- [DATA FOR PROCESSING]
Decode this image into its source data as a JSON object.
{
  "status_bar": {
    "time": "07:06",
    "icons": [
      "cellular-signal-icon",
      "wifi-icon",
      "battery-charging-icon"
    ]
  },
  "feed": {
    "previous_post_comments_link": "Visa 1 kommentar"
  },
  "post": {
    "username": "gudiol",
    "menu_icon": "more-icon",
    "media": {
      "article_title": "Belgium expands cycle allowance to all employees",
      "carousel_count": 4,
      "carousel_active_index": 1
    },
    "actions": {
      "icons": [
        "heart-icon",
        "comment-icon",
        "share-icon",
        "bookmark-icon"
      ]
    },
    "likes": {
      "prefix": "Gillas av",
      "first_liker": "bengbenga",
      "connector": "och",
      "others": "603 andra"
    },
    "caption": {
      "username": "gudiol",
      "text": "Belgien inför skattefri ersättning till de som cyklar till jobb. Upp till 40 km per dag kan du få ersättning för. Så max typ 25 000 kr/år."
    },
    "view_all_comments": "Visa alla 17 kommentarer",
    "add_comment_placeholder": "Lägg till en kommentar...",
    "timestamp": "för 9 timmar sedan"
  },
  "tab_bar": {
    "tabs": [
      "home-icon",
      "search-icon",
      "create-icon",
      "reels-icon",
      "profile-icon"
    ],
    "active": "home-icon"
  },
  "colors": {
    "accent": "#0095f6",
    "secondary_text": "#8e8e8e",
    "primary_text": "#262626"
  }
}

- [PROBLEM DESCRIPTION] Output every record above exactly as it appears.

- [EXERCISE OUTPUT]
Decode this image into its source data as a JSON object.
{
  "status_bar": {
    "time": "07:06",
    "icons": [
      "cellular-signal-icon",
      "wifi-icon",
      "battery-charging-icon"
    ]
  },
  "feed": {
    "previous_post_comments_link": "Visa 1 kommentar"
  },
  "post": {
    "username": "gudiol",
    "menu_icon": "more-icon",
    "media": {
      "article_title": "Belgium expands cycle allowance to all employees",
      "carousel_count": 4,
      "carousel_active_index": 1
    },
    "actions": {
      "icons": [
        "heart-icon",
        "comment-icon",
        "share-icon",
        "bookmark-icon"
      ]
    },
    "likes": {
      "prefix": "Gillas av",
      "first_liker": "bengbenga",
      "connector": "och",
      "others": "603 andra"
    },
    "caption": {
      "username": "gudiol",
      "text": "Belgien inför skattefri ersättning till de som cyklar till jobb. Upp till 40 km per dag kan du få ersättning för. Så max typ 25 000 kr/år."
    },
    "view_all_comments": "Visa alla 17 kommentarer",
    "add_comment_placeholder": "Lägg till en kommentar...",
    "timestamp": "för 9 timmar sedan"
  },
  "tab_bar": {
    "tabs": [
      "home-icon",
      "search-icon",
      "create-icon",
      "reels-icon",
      "profile-icon"
    ],
    "active": "home-icon"
  },
  "colors": {
    "accent": "#0095f6",
    "secondary_text": "#8e8e8e",
    "primary_text": "#262626"
  }
}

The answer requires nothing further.